- **O que se pede**:
a. Segundo o texto sobre o recurso para o STJ, que normas do CC e do CPC o Agravante indicou, pelo menos, como tendo de ter uma determinada interpretação?
b. Prossiga o texto sobre o recurso para o STJ a partir da última frase apresentada.

- **Texto dado**:
● ● ● ●
11. No Recurso para o STJ o Agravante sugeriu e afirmou que determinadas normas do CC e do CPC (pelo menos os nºs 1 e 2 do art. 1871º do CC, os nºs 1 e 2 do art. 519º do CPC e o nº 1 do art. 71º do CC) tinham necessariamente que ter uma determinada interpretação, sob pena de outra – que acabou por ser a seguida pele STJ – ter que ser considerada inconstitucional. Ou seja, suscitou a inconstitucionalidade dessas normas.
12. Não temos dúvidas que lendo Vs. Exas., Senhores Conselheiros, os excertos das alegações/conclusões do recurso de Agravo em 2ª instância acima transcritos, concluirão que o SUPREMO TRIBUNAL DE JUSTIÇA estava em condições de tomar em conta as questões de inconstitucionalidade levantadas nas alegações do recurso interposto para esse Tribunal, de modo a poder considera-las na decisão recorrida, porque de facto foram insofismavelmente levantadas e suscitadas.
13. Através dos excertos das alegações/conclusões do Agravo em 2 instância acima transcritos – apesar da prolixidade e mau estilo de escrita do Recorrente – é patente ter sido atempadamente suscitada a inconstitucionalidade das normas em causa.
● ● ● ●
Registos de dados:

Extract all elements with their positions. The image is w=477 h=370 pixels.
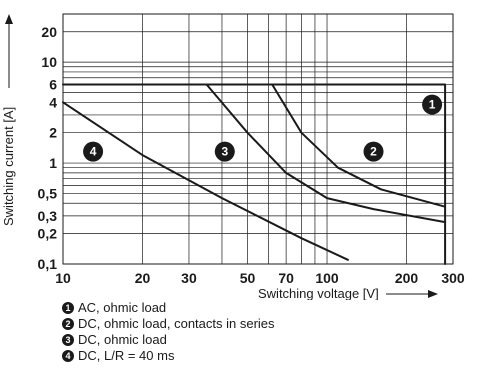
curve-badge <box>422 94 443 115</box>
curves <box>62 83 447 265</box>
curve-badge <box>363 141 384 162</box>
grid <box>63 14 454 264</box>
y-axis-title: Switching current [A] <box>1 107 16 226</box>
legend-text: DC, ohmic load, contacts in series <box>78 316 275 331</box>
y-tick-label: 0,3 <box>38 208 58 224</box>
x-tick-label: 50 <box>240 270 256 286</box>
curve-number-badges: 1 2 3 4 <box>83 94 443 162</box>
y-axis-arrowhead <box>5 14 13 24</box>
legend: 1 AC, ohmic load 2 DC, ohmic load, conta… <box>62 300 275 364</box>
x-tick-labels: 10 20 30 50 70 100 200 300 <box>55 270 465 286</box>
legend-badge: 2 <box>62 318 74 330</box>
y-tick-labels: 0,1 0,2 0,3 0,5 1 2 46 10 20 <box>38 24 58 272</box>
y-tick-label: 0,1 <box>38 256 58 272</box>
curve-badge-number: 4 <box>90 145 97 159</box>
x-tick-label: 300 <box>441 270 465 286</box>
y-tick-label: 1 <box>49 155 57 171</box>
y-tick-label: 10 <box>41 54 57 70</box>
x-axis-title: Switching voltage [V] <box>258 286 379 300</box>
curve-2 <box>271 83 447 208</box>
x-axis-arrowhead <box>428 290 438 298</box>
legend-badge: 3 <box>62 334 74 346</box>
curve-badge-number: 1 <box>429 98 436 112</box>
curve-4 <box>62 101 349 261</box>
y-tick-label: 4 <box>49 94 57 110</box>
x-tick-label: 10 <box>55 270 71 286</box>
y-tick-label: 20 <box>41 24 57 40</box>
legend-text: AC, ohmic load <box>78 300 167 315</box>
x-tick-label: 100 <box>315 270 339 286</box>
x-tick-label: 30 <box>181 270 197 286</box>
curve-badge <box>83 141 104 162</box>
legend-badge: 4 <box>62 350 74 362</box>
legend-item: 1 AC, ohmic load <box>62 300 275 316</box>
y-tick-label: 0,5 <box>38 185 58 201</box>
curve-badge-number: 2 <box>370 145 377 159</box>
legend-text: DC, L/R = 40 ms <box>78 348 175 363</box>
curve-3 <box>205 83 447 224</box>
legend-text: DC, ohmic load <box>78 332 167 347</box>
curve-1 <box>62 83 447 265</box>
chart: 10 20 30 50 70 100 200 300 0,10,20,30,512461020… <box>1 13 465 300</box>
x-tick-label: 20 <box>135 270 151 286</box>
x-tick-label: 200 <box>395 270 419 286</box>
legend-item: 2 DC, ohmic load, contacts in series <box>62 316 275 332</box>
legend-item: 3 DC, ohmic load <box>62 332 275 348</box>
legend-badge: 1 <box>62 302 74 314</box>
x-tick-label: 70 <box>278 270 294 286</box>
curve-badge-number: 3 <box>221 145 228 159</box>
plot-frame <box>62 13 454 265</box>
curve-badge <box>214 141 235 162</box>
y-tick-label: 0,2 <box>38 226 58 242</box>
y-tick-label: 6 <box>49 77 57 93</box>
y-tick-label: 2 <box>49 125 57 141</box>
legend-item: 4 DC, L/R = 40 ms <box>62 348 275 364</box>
● ● ● ●
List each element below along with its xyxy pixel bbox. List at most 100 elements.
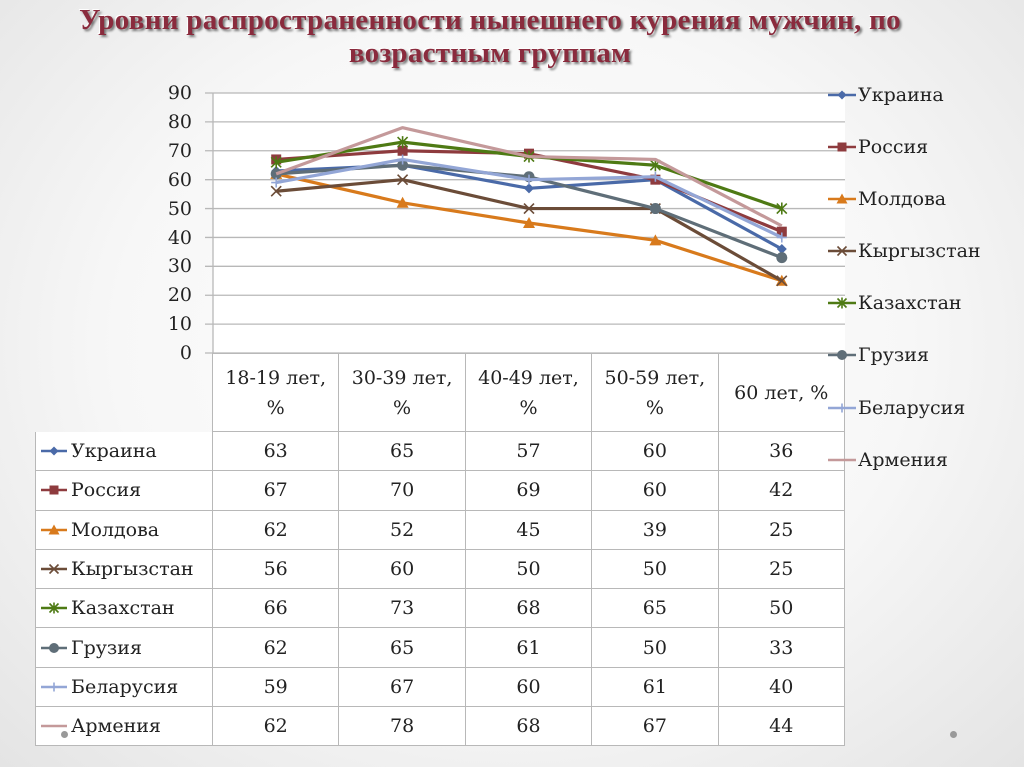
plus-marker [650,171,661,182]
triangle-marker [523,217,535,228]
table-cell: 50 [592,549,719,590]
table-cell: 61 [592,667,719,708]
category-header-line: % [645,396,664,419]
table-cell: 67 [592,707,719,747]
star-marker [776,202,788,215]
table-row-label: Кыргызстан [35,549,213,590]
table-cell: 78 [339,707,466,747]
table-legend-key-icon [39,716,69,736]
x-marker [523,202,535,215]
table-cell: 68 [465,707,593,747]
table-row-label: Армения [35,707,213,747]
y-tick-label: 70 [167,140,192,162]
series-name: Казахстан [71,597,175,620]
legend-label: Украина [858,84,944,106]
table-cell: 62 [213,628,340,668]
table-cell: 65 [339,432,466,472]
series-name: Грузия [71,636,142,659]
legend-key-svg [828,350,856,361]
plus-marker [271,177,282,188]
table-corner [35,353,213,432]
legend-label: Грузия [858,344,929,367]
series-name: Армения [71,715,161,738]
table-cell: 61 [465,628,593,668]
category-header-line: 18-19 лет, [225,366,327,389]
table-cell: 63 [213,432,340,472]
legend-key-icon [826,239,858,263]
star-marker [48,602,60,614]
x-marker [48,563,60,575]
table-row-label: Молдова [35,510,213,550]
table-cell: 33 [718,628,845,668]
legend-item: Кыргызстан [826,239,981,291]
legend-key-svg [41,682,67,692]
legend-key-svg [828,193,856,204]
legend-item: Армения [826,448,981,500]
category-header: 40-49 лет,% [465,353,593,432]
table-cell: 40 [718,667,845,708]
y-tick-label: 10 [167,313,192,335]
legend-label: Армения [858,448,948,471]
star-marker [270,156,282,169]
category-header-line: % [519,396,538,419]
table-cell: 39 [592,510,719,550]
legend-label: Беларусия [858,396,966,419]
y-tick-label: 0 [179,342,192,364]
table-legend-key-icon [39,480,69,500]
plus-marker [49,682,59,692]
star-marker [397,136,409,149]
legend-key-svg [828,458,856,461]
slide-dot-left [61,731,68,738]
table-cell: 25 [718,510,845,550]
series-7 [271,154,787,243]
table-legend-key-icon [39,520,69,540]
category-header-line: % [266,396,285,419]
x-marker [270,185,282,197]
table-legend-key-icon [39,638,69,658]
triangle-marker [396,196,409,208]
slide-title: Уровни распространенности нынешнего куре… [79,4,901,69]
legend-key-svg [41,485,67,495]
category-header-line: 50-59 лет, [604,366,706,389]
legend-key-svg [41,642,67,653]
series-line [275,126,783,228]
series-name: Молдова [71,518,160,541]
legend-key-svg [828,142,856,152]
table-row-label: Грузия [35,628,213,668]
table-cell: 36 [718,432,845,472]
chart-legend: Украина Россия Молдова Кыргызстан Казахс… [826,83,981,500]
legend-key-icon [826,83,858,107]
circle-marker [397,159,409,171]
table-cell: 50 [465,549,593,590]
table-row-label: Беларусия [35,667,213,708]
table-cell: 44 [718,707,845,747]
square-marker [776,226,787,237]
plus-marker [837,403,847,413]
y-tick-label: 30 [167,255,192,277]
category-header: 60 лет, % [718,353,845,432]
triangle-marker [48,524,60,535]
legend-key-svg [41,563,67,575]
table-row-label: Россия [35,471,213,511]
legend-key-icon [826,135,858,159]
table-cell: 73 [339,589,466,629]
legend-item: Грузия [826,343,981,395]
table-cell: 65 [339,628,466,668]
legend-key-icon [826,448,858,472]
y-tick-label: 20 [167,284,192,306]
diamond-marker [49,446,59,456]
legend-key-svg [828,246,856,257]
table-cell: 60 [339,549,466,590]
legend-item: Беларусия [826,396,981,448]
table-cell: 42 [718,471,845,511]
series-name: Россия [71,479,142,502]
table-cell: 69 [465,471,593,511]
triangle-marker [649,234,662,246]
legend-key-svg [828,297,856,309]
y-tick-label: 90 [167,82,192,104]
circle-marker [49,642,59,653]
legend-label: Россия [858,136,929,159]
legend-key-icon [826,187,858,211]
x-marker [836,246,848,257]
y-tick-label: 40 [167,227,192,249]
● ● ● ●
- **Respostas por ordem**:
a. Os nºs 1 e 2 do art. 1871º do CC, os nºs 1 e 2 do art. 519º do CPC e o nº 1 do art. 71º do CC.

b.
14. Essa suscitação foi feita extensa e repetidamente nas alegações e conclusões do Recurso de Agravo em 2ª Instância. É certo que, por serem demasiado extensas e complexas, o STJ – e bem, diga-se de passagem –, impôs ao Agravante a sintetização dessas conclusões. Mas isso em nada bule com o objeto do recurso tal como este foi definido no momento da apresentação das alegações.
15. Com efeito, vigora aqui, no caso dos convites para sintetização das conclusões das alegações do recurso – como a propósito do CPP refere Paulo Pinto de Albuquerque, no seu Comentário do Código de Processo Penal, 4ª ed., 2011, anot. 8 ao art. 417º, p. 1155 – um autêntico Princípio da Vinculação ao Âmbito dos Fundamentos do Recurso Definidos nas Conclusões Inicialmente Apresentadas. Ou seja, as conclusões formuladas na sequência do convite no sentido da sua síntese estão vinculadas ao âmbito dos fundamentos do recurso e ao seu objeto tal como definido nas conclusões inicialmente apresentadas e não constituem, nem poder ser consideradas, uma modificação do objeto e do âmbito do recurso.
16. Trata-se de uma mera e simples tentativa de súmula das conclusões das alegações anteriormente apresentadas, súmula essa que em nada pode bulir com o conteúdo do objeto do recurso, que se mantém necessariamente o mesmo.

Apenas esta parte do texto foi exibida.